**Page excerpt:**
>>>>

Forum: Poser Technical


Subject: entire back up of poser 201/2012

iborg64 opened this issue on Oct 18, 2012 · 5 posts


iborg64 posted Thu, 18 October 2012 at 11:39 AM

Since loosing a hard drive with lots of my poser stuff on that wasnt backed up Ive been a bit paranoid about backing up, so today I bought myself a usb 3.0 3TB external hard drive to back up all my poser stuff . I have transfered all the install files of everything (comes to quite a bit) but was wondering if I copy the entire contents of the smith micro folder on to this drive which includes poser 2010 and poser 2012 ( poswer 2012 is linked to the runtime of poser 2010 so I can access everything i had in poser 2010 and just add new stuff to 2012) in the event of disaster cvould I just copy eveything back and it would work I dont know maybe I would need some back up of the registry as well any one know? last time it took me months to get everything back by reinstalling , if it happens again I would like to be prepared


3dstories posted Thu, 18 October 2012 at 1:29 PM

I am not positive that just copying all the contents of the Smith Micro 2010 and 2012 will work. It may; I just don't know.

But by copying the tree with your Runtimes you will save many hours of work.

 

In the future, there is an easier way you might look in to which is called "ghosting" your hard drive. This makes a copy of it in its entirety, and also has the advantage of effectively performing a defrag on the new disk you create.

Here is a link from ehow that tells you how to do it:

http://www.ehow.com/how_4450506_ghost-hard-drive.html

 

Note that much of the discussion talks about making ISO files onto optical Cds or DVD that you can restore, which in the past assumes you don't have a hard drive. But if you're ghosting a hard drive, even through usb, you're beyond that.

<<<<

Stored items

>>>>

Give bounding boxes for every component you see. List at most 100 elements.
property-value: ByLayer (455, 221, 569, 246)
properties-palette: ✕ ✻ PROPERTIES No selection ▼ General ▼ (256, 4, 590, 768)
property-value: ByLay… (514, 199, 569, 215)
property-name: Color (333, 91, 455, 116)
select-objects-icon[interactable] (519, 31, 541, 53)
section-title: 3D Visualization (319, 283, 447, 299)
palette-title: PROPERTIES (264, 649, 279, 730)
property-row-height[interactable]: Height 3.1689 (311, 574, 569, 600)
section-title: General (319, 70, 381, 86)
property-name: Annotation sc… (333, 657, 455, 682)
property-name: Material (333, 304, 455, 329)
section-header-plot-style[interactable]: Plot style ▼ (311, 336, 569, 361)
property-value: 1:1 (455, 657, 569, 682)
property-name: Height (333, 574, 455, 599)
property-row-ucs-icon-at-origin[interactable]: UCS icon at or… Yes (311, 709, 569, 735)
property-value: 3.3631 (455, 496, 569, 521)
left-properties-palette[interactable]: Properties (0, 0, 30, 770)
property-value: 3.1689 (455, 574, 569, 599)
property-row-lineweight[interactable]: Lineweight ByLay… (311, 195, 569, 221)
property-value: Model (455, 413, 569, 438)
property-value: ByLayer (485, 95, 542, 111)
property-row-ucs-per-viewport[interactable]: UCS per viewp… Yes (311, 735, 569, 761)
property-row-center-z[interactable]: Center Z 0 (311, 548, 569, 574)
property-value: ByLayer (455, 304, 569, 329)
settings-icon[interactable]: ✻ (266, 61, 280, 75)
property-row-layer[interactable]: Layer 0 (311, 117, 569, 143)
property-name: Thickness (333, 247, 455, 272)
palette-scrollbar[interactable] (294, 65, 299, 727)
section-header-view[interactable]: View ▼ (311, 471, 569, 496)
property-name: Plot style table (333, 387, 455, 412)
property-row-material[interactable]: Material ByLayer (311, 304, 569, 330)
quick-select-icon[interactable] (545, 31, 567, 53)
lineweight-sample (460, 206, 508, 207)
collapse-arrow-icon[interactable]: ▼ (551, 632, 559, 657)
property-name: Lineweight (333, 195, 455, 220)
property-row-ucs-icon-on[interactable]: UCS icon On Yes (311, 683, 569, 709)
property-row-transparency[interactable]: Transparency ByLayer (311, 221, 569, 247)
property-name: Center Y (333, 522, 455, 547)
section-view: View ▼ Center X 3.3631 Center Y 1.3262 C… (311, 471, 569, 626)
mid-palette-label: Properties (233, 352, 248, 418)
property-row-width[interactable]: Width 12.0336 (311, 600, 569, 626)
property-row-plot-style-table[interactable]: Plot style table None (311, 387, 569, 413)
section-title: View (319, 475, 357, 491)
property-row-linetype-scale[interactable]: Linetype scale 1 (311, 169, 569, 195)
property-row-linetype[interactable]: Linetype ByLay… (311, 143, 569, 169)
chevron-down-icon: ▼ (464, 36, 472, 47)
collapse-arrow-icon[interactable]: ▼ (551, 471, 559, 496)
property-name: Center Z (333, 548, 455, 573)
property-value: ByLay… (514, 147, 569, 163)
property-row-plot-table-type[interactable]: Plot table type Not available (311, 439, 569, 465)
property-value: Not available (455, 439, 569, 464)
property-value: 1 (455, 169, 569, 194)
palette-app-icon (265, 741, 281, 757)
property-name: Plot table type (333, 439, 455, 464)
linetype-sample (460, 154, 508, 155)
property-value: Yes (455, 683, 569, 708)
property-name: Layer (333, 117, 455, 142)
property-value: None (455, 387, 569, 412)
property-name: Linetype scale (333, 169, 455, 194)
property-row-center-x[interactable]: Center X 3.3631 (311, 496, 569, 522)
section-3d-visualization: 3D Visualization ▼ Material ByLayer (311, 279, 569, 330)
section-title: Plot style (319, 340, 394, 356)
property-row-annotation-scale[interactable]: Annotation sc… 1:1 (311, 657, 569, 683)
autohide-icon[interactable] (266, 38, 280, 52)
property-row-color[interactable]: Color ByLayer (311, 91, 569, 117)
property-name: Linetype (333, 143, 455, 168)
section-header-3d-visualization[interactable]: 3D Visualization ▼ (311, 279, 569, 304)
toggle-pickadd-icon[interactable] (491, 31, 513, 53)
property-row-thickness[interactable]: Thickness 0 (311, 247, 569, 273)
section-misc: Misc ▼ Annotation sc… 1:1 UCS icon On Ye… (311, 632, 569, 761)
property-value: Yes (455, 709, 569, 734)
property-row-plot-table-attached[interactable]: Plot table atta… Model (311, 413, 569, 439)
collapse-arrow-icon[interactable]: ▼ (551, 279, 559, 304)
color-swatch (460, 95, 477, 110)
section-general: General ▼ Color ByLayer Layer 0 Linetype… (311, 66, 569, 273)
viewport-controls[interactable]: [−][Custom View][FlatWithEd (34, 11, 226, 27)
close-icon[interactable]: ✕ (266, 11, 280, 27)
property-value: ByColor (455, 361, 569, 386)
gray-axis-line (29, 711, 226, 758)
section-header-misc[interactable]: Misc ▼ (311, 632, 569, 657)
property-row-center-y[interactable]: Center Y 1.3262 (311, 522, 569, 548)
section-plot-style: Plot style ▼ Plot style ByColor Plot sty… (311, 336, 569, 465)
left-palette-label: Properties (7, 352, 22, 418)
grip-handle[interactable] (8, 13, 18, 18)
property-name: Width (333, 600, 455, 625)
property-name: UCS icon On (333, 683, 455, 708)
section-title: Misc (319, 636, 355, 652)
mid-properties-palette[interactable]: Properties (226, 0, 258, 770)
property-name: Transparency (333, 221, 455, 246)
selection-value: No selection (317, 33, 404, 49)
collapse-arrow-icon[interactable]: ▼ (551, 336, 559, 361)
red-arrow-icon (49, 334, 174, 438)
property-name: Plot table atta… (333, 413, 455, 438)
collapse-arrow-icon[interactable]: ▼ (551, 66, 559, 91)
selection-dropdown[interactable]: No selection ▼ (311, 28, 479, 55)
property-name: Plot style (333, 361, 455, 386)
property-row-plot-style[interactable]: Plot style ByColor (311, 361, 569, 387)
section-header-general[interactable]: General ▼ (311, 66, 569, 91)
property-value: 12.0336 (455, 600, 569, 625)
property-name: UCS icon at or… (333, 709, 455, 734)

<<<<

**Task brief:**
Answer these questions from the forum thread on backing up Poser:
1. What storage capacity and USB version does the external hard drive bought by iborg64 have?
2. Besides copying a hard drive in its entirety, what other advantage of ghosting does 3dstories mention?
3. Which site is the link on how to ghost a hard drive from?

**Completed exercise:**
1. It is a 3TB drive that uses USB 3.0.
2. Ghosting effectively performs a defrag on the new disk that is created.
3. The link is from ehow.